[Part of a data file]

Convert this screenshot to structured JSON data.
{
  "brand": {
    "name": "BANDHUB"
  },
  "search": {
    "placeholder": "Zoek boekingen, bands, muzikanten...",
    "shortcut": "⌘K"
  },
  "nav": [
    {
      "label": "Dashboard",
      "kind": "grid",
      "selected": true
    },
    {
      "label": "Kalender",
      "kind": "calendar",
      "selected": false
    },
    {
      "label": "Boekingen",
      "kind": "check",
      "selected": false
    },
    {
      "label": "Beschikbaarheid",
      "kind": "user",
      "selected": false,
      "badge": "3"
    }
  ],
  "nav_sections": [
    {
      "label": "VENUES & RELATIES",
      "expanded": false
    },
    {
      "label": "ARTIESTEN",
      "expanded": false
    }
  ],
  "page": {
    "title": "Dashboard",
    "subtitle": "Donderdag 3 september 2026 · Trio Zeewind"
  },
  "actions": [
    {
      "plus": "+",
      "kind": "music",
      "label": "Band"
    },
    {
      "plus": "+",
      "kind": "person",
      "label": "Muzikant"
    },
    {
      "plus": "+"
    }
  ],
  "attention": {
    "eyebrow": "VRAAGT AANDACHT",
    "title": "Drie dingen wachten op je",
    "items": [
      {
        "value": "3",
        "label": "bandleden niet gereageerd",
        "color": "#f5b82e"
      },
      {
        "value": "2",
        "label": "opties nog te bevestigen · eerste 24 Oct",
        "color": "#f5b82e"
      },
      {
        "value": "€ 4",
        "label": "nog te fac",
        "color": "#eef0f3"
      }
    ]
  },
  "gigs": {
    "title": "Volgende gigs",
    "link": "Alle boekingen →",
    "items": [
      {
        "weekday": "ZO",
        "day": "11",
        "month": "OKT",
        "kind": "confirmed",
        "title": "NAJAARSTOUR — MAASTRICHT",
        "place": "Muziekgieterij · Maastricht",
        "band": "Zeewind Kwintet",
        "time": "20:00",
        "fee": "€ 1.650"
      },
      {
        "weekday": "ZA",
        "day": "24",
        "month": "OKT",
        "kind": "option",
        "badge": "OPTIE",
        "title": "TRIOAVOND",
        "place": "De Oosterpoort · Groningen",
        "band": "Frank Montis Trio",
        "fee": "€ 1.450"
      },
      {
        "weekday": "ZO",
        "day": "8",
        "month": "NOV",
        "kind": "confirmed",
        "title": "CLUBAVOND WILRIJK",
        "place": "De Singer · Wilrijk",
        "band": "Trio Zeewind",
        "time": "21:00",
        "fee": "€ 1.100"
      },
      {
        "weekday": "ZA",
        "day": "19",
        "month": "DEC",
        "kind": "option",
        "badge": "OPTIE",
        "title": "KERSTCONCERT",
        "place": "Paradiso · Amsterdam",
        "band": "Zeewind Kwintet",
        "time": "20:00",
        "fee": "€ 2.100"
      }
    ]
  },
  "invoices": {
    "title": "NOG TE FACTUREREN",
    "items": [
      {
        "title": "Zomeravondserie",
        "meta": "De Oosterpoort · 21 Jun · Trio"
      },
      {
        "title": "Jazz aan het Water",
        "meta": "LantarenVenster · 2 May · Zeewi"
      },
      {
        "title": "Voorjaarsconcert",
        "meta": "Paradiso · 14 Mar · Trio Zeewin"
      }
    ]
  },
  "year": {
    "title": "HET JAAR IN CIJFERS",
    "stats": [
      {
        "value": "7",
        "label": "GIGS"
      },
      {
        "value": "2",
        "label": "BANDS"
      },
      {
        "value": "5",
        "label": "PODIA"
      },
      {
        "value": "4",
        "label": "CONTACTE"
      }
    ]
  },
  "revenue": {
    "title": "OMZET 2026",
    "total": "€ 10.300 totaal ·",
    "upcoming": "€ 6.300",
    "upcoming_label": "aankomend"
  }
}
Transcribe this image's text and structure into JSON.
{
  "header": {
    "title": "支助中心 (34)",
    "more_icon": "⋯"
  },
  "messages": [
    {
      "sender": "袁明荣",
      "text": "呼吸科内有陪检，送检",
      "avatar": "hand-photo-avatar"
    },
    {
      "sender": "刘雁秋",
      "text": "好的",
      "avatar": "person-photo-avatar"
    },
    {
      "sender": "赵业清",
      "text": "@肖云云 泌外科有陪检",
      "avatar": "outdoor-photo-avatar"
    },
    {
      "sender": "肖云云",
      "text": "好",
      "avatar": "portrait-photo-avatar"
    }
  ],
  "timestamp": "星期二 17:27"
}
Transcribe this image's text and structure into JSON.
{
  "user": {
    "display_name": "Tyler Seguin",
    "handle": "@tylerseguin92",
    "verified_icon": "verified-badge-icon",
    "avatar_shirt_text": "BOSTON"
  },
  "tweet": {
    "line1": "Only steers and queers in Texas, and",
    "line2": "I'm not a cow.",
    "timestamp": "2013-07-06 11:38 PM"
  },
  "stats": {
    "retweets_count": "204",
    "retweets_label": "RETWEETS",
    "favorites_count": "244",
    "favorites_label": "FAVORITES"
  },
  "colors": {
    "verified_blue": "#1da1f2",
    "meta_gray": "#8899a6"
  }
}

...

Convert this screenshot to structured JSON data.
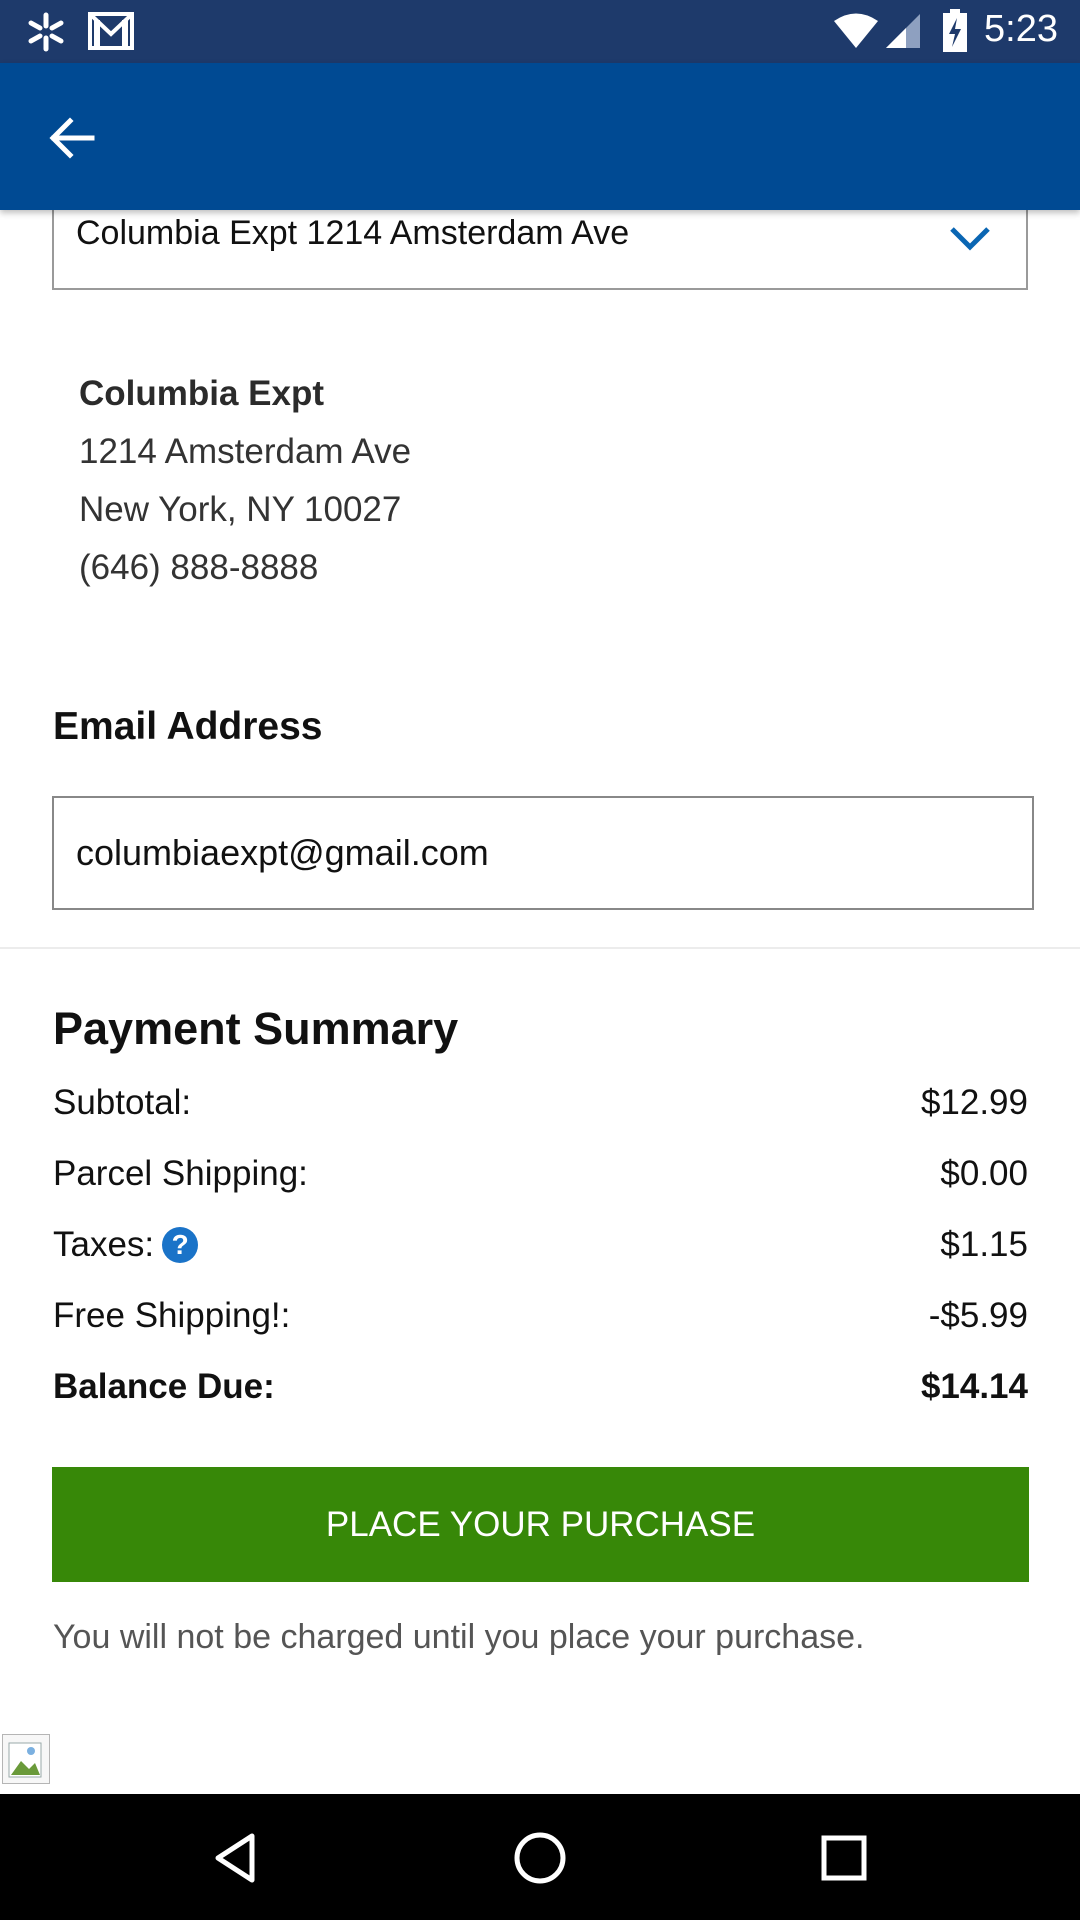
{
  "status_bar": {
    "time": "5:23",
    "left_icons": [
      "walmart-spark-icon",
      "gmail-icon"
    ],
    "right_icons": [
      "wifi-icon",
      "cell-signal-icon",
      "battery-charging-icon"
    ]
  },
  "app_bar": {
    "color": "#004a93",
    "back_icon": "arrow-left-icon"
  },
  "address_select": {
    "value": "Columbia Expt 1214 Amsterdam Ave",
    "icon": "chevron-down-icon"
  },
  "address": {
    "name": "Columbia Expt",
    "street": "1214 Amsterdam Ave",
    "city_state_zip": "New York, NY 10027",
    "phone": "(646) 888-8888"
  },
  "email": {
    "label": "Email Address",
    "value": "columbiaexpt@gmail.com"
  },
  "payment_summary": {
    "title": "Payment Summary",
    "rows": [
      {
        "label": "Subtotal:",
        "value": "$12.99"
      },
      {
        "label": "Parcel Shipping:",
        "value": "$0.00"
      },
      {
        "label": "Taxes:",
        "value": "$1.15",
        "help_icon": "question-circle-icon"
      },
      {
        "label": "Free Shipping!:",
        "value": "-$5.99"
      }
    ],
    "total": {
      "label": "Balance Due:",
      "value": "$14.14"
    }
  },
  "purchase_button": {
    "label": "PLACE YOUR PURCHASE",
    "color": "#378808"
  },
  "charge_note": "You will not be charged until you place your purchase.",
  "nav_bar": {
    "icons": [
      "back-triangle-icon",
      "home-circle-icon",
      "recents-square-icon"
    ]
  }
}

(To be done) Where a line of the entries contains the word "badge", copy that line.

(Task output)
      "badge": "3"
        "badge": "OPTIE",
        "badge": "OPTIE",
    "verified_icon": "verified-badge-icon",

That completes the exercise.